══ TASK MATERIAL ══

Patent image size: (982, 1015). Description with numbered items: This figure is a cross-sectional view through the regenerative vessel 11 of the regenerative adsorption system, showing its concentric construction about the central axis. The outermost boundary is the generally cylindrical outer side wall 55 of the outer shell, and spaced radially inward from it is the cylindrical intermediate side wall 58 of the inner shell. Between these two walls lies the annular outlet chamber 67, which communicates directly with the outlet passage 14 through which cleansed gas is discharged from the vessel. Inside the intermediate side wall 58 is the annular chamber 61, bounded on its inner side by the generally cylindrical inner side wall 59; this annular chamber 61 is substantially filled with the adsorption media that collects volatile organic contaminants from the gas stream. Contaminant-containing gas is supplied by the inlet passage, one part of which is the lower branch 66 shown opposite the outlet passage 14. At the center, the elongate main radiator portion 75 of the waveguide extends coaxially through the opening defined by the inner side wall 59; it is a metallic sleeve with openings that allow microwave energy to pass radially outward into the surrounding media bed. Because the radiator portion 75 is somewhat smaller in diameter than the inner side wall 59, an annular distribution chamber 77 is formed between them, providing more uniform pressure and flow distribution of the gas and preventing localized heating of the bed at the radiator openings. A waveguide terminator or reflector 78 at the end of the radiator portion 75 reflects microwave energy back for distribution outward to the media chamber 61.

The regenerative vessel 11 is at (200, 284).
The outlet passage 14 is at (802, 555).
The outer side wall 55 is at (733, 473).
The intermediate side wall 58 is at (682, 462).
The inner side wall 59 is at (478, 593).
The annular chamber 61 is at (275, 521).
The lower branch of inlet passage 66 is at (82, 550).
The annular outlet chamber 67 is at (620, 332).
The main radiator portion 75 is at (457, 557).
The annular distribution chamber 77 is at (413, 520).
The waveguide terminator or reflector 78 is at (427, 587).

═══

**OBJECTIVE**: List each line of the listing above that contains the word "regenerative".

**SOLUTION TO THIS EXERCISE**:
Patent image size: (982, 1015). Description with numbered items: This figure is a cross-sectional view through the regenerative vessel 11 of the regenerative adsorption system, showing its concentric construction about the central axis. The outermost boundary is the generally cylindrical outer side wall 55 of the outer shell, and spaced radially inward from it is the cylindrical intermediate side wall 58 of the inner shell. Between these two walls lies the annular outlet chamber 67, which communicates directly with the outlet passage 14 through which cleansed gas is discharged from the vessel. Inside the intermediate side wall 58 is the annular chamber 61, bounded on its inner side by the generally cylindrical inner side wall 59; this annular chamber 61 is substantially filled with the adsorption media that collects volatile organic contaminants from the gas stream. Contaminant-containing gas is supplied by the inlet passage, one part of which is the lower branch 66 shown opposite the outlet passage 14. At the center, the elongate main radiator portion 75 of the waveguide extends coaxially through the opening defined by the inner side wall 59; it is a metallic sleeve with openings that allow microwave energy to pass radially outward into the surrounding media bed. Because the radiator portion 75 is somewhat smaller in diameter than the inner side wall 59, an annular distribution chamber 77 is formed between them, providing more uniform pressure and flow distribution of the gas and preventing localized heating of the bed at the radiator openings. A waveguide terminator or reflector 78 at the end of the radiator portion 75 reflects microwave energy back for distribution outward to the media chamber 61.
The regenerative vessel 11 is at (200, 284).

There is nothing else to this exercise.